▶ WHAT THE TASK REQUIRES: Look below and pull out each line with the word "proses".

▶ RECORDS PROVIDED:

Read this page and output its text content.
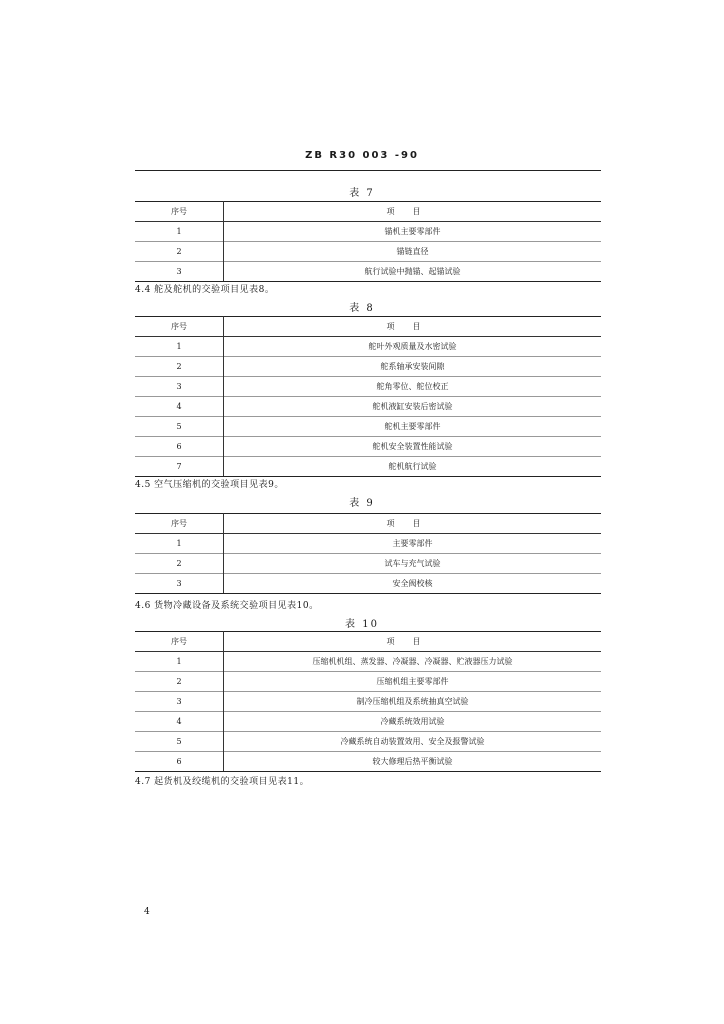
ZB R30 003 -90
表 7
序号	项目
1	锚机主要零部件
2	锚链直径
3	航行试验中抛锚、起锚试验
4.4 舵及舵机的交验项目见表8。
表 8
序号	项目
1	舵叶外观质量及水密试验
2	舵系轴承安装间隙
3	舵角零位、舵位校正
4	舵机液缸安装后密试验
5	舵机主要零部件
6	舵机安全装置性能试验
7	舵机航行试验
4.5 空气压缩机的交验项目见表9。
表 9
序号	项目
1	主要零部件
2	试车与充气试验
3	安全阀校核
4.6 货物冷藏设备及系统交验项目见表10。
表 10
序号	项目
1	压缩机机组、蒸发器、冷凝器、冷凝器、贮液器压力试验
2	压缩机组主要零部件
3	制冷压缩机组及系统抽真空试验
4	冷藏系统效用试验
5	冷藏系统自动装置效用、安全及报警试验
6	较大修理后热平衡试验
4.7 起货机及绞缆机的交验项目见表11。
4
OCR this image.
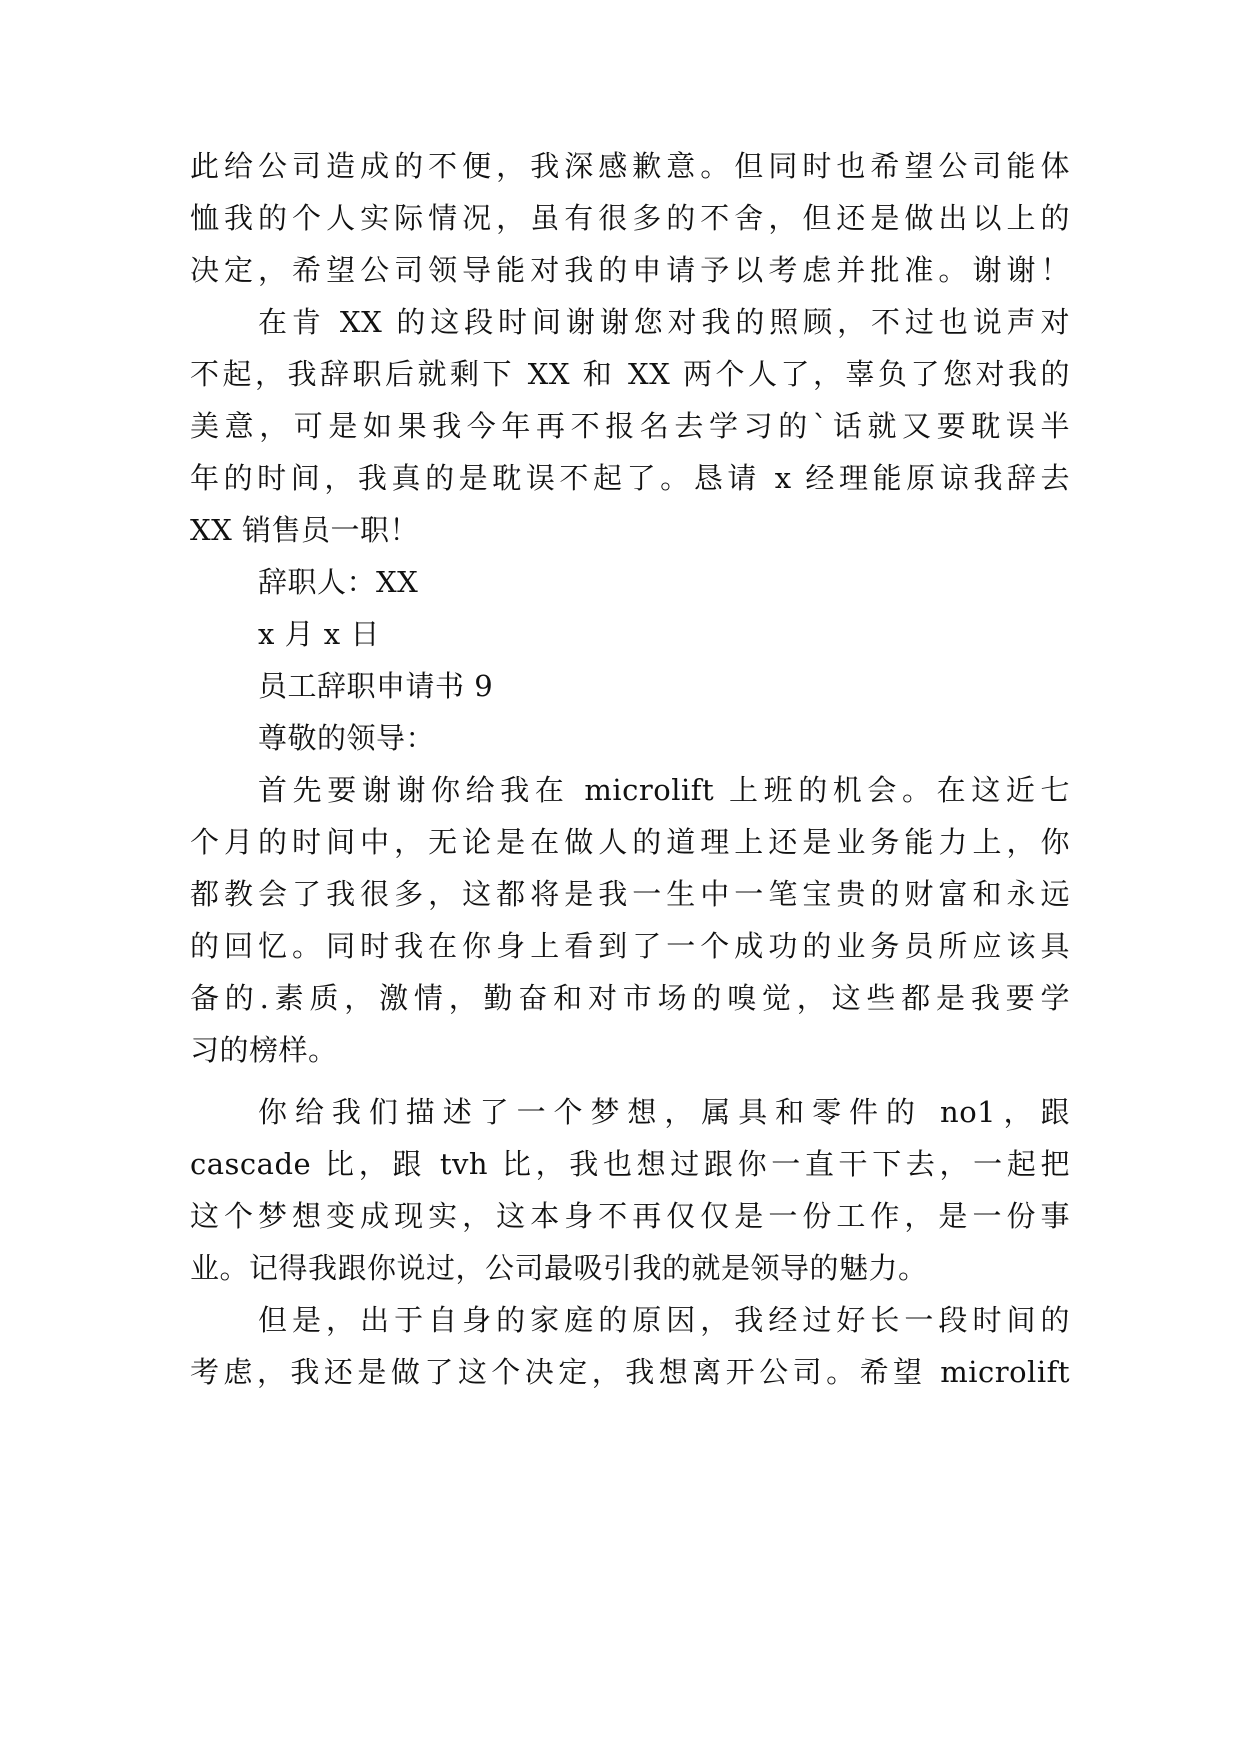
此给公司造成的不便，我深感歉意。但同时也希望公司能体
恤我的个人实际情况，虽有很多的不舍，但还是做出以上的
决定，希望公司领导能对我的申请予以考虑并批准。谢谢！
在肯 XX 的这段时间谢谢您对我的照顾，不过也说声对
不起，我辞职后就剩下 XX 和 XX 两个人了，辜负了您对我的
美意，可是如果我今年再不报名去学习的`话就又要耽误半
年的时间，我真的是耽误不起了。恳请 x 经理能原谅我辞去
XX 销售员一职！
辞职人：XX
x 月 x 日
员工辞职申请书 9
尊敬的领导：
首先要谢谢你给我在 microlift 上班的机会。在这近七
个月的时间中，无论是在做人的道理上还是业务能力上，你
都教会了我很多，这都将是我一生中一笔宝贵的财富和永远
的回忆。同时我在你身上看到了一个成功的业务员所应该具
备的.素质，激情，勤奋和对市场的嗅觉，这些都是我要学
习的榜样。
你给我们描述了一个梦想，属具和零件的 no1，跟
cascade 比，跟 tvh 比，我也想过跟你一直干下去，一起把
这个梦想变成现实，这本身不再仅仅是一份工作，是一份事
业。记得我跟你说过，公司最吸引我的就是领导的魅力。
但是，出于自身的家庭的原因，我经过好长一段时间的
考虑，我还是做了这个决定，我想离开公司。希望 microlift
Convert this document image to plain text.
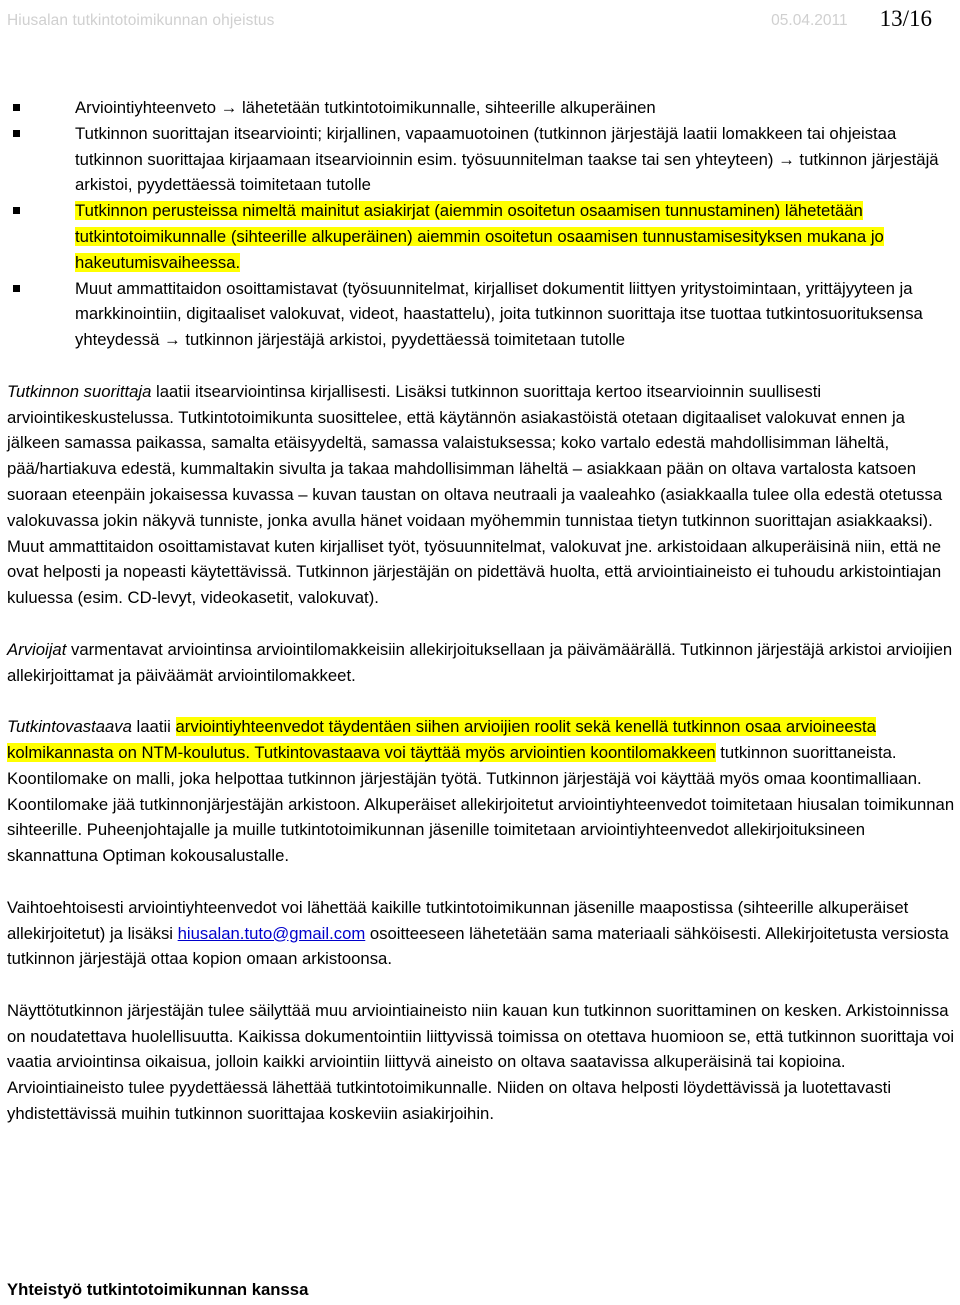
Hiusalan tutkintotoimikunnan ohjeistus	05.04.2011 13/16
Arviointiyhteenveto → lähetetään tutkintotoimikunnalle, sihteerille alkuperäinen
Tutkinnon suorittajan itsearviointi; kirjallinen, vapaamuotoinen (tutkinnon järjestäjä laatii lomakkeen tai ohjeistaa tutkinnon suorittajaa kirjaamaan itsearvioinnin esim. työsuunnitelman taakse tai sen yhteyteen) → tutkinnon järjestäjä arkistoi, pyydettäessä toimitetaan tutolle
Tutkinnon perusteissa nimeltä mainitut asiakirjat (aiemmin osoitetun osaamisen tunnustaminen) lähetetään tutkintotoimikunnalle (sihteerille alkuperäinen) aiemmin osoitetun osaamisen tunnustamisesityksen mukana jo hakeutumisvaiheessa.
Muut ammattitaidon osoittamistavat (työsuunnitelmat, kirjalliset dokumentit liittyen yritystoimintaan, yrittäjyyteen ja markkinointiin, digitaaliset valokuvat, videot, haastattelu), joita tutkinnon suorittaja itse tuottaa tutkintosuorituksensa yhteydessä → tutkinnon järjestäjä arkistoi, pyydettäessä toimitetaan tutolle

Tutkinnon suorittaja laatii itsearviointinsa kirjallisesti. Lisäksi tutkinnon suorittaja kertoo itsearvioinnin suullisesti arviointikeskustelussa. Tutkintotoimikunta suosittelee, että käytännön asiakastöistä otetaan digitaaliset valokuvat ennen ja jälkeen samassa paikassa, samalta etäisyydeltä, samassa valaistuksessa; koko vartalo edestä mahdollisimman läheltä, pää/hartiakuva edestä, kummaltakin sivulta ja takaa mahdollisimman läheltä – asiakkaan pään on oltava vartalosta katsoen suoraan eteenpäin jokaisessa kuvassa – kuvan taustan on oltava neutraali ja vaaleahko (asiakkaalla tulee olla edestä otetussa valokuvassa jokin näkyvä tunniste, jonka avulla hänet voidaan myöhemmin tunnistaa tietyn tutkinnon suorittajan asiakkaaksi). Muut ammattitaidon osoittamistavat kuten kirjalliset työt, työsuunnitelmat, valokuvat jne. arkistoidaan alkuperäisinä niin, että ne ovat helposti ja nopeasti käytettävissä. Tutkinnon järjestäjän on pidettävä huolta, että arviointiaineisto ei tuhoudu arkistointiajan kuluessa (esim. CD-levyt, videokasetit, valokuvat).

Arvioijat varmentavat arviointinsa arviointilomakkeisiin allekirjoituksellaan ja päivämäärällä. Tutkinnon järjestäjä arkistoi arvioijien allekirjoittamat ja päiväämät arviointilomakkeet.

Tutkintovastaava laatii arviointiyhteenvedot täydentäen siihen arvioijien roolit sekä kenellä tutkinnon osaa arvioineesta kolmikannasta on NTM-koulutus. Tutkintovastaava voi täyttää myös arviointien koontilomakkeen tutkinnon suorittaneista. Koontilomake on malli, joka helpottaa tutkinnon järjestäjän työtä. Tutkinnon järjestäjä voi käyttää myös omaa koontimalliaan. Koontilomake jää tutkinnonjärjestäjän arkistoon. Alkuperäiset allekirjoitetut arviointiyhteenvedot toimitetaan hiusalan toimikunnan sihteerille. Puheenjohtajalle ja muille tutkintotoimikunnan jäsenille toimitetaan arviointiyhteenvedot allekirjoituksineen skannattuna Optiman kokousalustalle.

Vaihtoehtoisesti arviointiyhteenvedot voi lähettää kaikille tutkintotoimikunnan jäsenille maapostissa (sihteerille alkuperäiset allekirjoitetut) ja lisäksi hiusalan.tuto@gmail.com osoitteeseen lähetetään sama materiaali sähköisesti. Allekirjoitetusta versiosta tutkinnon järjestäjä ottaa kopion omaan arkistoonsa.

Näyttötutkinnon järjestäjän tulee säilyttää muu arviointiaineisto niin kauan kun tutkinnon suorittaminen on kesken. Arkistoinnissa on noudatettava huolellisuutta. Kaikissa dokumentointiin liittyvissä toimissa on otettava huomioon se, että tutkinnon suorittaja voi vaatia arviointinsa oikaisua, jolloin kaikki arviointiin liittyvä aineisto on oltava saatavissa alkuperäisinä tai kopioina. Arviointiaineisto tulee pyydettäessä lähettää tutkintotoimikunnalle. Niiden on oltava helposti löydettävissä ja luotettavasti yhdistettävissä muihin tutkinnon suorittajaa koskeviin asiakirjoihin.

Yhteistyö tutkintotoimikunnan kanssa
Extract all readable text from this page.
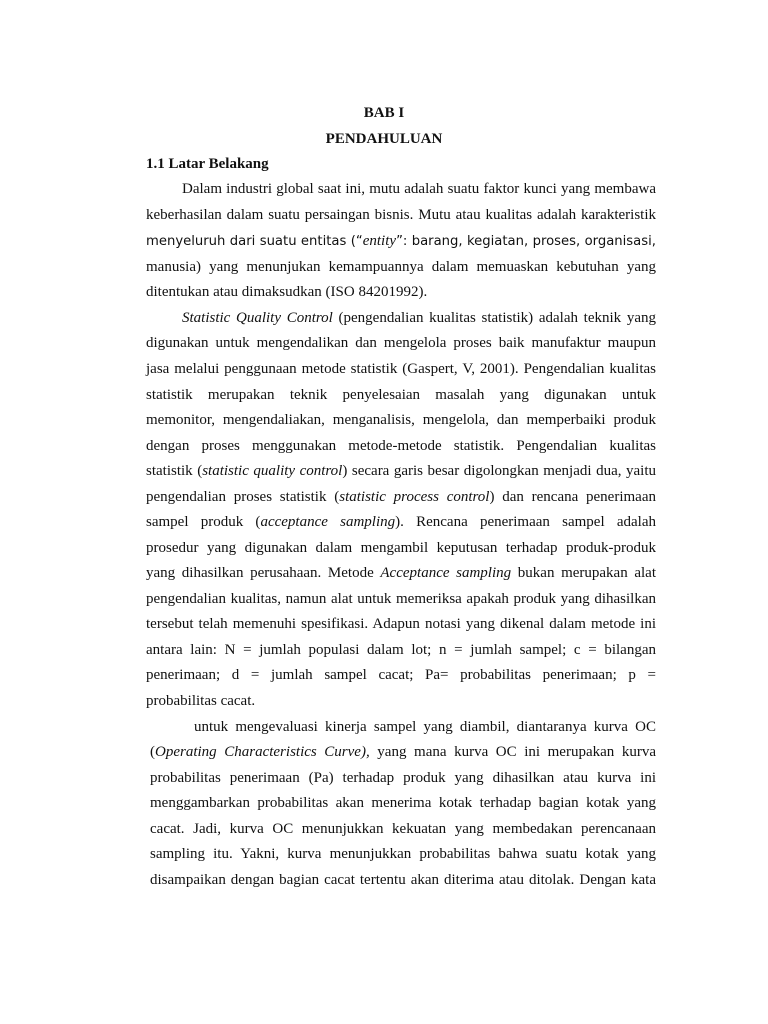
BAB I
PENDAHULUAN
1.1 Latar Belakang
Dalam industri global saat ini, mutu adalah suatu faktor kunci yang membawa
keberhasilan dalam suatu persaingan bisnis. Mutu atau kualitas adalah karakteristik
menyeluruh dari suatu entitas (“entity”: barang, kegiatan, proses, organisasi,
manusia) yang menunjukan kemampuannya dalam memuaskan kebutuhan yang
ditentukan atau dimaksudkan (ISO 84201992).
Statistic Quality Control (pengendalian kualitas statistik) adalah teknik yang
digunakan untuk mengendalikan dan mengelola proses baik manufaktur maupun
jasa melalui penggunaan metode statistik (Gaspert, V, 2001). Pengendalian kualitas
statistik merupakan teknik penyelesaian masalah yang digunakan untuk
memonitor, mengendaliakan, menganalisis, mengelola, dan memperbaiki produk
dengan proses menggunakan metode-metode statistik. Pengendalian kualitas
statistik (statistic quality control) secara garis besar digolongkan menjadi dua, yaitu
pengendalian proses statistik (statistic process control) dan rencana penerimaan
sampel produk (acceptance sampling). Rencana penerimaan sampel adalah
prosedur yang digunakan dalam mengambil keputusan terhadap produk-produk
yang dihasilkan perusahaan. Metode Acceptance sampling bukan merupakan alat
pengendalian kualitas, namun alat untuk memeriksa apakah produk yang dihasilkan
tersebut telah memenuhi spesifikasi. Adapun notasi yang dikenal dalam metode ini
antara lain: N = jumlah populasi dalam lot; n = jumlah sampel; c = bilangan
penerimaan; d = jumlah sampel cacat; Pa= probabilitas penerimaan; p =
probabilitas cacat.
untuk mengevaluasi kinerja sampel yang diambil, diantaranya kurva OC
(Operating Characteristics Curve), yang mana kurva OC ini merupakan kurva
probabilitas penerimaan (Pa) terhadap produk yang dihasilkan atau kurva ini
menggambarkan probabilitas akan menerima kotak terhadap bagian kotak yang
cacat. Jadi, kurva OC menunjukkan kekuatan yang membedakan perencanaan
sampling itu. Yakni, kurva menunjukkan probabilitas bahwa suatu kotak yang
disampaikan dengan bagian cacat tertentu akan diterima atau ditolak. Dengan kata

▶ ANSWER TO THIS TASK:
menyeluruh dari suatu entitas (“entity”: barang, kegiatan, proses, organisasi,
digunakan untuk mengendalikan dan mengelola proses baik manufaktur maupun
dengan proses menggunakan metode-metode statistik. Pengendalian kualitas
pengendalian proses statistik (statistic process control) dan rencana penerimaan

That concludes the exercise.